-- SUPPLIED DATA start --

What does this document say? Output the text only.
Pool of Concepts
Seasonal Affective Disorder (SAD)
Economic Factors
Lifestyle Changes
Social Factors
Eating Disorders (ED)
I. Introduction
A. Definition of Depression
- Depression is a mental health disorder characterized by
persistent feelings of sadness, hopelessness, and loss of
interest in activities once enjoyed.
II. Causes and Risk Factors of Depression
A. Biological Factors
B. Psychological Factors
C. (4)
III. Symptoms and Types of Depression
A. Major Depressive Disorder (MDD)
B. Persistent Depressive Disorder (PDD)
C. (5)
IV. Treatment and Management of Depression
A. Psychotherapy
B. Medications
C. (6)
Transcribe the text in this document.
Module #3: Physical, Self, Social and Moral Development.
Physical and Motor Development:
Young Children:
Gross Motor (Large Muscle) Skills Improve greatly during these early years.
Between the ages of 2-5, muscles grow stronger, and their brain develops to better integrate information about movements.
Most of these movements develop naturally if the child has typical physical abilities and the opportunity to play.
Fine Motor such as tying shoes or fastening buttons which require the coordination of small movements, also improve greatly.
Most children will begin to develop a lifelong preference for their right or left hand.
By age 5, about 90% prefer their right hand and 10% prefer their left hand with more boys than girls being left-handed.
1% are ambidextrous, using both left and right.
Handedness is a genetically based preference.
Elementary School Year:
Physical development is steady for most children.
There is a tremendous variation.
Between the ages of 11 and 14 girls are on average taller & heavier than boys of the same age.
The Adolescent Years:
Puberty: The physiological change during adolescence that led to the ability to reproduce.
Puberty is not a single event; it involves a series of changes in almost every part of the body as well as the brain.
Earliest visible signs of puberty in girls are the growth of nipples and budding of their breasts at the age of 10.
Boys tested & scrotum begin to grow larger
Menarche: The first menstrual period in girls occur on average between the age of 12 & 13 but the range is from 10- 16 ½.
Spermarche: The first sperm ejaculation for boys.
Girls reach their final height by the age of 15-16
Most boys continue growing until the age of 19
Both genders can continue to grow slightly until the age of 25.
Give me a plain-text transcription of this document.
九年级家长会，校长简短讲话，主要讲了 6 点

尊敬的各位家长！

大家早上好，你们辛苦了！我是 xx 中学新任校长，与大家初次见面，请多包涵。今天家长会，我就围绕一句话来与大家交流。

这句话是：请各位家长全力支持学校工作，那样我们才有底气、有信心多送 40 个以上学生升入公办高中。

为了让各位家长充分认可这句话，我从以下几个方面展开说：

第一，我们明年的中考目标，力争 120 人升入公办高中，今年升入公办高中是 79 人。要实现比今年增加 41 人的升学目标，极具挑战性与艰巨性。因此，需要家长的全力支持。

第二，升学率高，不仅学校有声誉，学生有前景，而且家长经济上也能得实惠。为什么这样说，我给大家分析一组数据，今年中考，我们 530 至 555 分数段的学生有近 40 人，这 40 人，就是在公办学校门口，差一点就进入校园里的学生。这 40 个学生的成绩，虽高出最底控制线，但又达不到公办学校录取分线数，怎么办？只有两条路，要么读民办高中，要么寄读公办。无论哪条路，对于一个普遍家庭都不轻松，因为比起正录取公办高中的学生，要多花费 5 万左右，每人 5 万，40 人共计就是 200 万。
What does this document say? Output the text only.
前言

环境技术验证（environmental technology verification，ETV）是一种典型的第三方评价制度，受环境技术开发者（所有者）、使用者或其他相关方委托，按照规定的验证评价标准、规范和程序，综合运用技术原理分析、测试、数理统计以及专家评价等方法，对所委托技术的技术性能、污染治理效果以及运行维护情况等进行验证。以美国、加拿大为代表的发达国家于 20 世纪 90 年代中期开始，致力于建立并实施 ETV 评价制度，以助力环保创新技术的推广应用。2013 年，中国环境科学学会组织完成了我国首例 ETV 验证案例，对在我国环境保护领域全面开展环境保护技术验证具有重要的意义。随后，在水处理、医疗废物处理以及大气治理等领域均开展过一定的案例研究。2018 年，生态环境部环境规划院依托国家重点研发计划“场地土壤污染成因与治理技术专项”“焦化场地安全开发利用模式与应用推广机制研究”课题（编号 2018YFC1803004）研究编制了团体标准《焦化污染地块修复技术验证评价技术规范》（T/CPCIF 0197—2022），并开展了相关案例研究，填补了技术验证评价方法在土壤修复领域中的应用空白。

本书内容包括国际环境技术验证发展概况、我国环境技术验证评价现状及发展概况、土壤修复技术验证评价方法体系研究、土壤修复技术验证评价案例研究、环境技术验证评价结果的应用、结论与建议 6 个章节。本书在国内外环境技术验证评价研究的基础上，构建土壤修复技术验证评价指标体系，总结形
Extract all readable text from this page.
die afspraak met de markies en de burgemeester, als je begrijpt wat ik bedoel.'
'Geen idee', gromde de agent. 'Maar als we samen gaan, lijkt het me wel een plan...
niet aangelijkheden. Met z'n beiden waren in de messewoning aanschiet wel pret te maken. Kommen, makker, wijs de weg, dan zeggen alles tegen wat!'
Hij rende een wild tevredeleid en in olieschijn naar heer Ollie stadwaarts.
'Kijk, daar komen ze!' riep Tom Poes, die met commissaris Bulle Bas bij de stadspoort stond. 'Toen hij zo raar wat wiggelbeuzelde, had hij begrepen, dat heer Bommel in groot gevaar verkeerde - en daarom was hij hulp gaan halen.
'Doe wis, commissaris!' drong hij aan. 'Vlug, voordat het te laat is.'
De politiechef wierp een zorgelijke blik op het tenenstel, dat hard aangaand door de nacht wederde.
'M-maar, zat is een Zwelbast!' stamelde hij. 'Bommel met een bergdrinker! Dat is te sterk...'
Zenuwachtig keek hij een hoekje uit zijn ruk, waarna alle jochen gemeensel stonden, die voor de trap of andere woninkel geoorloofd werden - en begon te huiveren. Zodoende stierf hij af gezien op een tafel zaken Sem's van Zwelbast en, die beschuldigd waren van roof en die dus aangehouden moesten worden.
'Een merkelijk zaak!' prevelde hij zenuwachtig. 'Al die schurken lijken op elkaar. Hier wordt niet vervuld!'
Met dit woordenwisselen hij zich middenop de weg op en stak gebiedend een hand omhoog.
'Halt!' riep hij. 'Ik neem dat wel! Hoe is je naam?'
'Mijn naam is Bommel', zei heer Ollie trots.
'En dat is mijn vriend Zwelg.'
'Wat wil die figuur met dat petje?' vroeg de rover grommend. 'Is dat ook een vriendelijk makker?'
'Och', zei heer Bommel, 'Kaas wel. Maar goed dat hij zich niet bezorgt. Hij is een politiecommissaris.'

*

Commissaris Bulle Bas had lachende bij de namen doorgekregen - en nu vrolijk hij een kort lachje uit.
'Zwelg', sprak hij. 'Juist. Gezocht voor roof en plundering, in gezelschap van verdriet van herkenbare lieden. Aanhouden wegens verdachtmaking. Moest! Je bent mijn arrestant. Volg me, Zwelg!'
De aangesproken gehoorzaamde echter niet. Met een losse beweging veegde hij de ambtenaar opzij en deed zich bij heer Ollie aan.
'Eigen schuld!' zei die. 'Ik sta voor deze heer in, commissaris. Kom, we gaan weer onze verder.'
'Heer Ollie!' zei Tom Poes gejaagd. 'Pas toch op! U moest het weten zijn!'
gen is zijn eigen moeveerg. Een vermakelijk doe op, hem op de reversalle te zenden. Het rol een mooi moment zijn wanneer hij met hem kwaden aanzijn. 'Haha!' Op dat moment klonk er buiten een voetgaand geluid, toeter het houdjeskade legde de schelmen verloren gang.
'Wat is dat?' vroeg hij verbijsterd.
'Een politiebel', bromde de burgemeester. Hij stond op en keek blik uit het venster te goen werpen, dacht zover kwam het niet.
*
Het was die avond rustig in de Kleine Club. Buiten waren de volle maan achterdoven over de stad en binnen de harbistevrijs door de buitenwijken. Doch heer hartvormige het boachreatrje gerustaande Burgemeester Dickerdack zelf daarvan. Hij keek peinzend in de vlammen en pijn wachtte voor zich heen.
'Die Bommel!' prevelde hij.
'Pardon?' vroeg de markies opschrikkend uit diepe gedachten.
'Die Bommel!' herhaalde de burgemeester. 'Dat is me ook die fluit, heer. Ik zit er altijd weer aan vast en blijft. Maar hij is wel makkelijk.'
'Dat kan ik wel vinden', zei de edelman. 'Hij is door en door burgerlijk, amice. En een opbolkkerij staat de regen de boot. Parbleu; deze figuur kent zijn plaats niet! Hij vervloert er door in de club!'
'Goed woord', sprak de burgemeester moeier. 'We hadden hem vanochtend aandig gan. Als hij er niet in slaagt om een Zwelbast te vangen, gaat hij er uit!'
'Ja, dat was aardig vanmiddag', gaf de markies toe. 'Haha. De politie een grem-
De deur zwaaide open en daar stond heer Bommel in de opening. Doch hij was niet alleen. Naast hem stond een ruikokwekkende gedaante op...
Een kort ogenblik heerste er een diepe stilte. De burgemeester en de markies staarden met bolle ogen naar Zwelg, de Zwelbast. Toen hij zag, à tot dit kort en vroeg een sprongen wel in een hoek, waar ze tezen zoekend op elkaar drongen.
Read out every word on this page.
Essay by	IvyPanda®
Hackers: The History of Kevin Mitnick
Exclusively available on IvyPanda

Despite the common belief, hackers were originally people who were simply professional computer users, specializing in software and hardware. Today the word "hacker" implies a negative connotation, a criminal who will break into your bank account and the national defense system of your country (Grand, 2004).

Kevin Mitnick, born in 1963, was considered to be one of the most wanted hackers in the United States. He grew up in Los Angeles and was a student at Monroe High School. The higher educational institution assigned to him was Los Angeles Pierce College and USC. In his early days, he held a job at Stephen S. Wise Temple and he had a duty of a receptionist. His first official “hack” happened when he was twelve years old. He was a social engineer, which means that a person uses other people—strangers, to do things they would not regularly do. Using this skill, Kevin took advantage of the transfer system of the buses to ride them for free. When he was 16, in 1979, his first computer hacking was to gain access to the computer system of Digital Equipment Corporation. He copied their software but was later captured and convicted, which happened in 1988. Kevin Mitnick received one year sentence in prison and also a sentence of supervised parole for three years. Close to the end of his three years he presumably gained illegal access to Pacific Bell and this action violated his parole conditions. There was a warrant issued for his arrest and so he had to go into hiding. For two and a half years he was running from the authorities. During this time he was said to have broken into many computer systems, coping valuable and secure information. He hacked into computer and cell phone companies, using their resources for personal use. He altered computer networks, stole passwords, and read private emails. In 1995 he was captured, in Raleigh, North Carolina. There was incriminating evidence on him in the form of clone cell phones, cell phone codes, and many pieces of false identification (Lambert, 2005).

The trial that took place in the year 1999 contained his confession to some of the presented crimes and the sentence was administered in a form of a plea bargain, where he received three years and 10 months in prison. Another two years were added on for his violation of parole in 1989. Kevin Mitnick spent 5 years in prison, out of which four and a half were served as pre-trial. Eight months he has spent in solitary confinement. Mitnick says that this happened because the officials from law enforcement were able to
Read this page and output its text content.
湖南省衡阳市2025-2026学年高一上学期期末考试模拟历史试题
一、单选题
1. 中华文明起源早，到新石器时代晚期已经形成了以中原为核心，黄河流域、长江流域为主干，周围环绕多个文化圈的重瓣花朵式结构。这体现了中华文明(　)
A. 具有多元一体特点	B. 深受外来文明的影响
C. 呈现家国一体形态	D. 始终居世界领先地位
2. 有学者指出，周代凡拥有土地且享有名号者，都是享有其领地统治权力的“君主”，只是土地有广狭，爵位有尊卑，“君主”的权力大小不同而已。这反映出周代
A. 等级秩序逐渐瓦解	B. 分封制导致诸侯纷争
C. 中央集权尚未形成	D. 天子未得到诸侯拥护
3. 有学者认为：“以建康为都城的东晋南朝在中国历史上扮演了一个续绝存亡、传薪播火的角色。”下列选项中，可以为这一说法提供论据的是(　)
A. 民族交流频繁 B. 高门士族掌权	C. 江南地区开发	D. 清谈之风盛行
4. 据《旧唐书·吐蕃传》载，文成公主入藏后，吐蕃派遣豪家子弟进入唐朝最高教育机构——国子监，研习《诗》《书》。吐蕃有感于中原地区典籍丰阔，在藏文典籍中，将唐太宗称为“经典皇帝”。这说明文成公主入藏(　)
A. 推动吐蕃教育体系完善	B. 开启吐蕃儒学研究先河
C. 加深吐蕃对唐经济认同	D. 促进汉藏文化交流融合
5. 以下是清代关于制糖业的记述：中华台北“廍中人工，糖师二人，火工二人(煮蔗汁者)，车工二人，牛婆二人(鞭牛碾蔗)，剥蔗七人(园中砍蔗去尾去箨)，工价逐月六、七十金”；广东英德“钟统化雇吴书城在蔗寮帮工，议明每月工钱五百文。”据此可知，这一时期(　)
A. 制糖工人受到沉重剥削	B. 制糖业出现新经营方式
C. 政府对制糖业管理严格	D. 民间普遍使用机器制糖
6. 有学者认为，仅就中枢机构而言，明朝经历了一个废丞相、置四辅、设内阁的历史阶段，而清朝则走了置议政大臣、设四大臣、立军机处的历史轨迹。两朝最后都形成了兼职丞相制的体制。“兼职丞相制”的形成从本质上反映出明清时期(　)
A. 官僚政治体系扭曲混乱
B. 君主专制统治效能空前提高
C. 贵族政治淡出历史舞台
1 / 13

-- SUPPLIED DATA end --

Each line above that includes "kort" counts once; state the total and nothing more.

2